> **To be done**
Every record here needs to be written out again exactly.
________________
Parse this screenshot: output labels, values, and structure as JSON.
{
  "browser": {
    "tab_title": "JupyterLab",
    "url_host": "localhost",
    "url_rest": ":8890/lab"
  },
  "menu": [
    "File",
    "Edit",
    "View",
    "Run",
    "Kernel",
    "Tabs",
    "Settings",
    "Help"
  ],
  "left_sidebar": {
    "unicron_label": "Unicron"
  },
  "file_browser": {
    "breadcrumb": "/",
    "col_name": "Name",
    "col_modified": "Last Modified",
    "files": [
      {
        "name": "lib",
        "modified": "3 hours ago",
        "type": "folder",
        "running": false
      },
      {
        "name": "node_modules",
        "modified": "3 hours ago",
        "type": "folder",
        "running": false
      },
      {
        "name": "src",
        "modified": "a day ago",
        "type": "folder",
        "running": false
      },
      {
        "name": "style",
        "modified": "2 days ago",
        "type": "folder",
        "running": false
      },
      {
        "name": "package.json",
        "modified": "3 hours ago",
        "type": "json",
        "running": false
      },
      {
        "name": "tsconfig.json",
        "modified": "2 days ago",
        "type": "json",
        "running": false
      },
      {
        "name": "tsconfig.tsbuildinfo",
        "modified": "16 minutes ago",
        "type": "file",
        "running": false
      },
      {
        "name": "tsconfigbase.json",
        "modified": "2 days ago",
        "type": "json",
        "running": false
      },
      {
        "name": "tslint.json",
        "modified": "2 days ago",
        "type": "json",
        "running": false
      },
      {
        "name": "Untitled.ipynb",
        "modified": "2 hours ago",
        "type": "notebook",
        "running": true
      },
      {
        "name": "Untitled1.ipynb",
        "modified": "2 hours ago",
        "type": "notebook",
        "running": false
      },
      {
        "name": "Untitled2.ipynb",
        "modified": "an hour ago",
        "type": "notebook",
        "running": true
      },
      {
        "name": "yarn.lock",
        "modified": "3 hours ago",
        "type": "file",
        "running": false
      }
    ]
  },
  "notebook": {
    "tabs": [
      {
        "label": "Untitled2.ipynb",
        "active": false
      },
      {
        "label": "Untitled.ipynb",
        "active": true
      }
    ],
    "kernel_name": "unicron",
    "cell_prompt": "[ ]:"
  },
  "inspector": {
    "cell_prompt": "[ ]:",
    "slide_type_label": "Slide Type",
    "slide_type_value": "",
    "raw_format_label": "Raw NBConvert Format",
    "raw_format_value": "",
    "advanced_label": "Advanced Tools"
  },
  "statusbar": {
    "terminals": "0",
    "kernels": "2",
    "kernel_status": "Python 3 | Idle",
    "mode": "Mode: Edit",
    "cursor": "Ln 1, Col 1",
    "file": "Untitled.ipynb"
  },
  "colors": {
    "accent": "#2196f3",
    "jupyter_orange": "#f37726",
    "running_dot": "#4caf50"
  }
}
________________
> **Answer for this exercise**
Parse this screenshot: output labels, values, and structure as JSON.
{
  "browser": {
    "tab_title": "JupyterLab",
    "url_host": "localhost",
    "url_rest": ":8890/lab"
  },
  "menu": [
    "File",
    "Edit",
    "View",
    "Run",
    "Kernel",
    "Tabs",
    "Settings",
    "Help"
  ],
  "left_sidebar": {
    "unicron_label": "Unicron"
  },
  "file_browser": {
    "breadcrumb": "/",
    "col_name": "Name",
    "col_modified": "Last Modified",
    "files": [
      {
        "name": "lib",
        "modified": "3 hours ago",
        "type": "folder",
        "running": false
      },
      {
        "name": "node_modules",
        "modified": "3 hours ago",
        "type": "folder",
        "running": false
      },
      {
        "name": "src",
        "modified": "a day ago",
        "type": "folder",
        "running": false
      },
      {
        "name": "style",
        "modified": "2 days ago",
        "type": "folder",
        "running": false
      },
      {
        "name": "package.json",
        "modified": "3 hours ago",
        "type": "json",
        "running": false
      },
      {
        "name": "tsconfig.json",
        "modified": "2 days ago",
        "type": "json",
        "running": false
      },
      {
        "name": "tsconfig.tsbuildinfo",
        "modified": "16 minutes ago",
        "type": "file",
        "running": false
      },
      {
        "name": "tsconfigbase.json",
        "modified": "2 days ago",
        "type": "json",
        "running": false
      },
      {
        "name": "tslint.json",
        "modified": "2 days ago",
        "type": "json",
        "running": false
      },
      {
        "name": "Untitled.ipynb",
        "modified": "2 hours ago",
        "type": "notebook",
        "running": true
      },
      {
        "name": "Untitled1.ipynb",
        "modified": "2 hours ago",
        "type": "notebook",
        "running": false
      },
      {
        "name": "Untitled2.ipynb",
        "modified": "an hour ago",
        "type": "notebook",
        "running": true
      },
      {
        "name": "yarn.lock",
        "modified": "3 hours ago",
        "type": "file",
        "running": false
      }
    ]
  },
  "notebook": {
    "tabs": [
      {
        "label": "Untitled2.ipynb",
        "active": false
      },
      {
        "label": "Untitled.ipynb",
        "active": true
      }
    ],
    "kernel_name": "unicron",
    "cell_prompt": "[ ]:"
  },
  "inspector": {
    "cell_prompt": "[ ]:",
    "slide_type_label": "Slide Type",
    "slide_type_value": "",
    "raw_format_label": "Raw NBConvert Format",
    "raw_format_value": "",
    "advanced_label": "Advanced Tools"
  },
  "statusbar": {
    "terminals": "0",
    "kernels": "2",
    "kernel_status": "Python 3 | Idle",
    "mode": "Mode: Edit",
    "cursor": "Ln 1, Col 1",
    "file": "Untitled.ipynb"
  },
  "colors": {
    "accent": "#2196f3",
    "jupyter_orange": "#f37726",
    "running_dot": "#4caf50"
  }
}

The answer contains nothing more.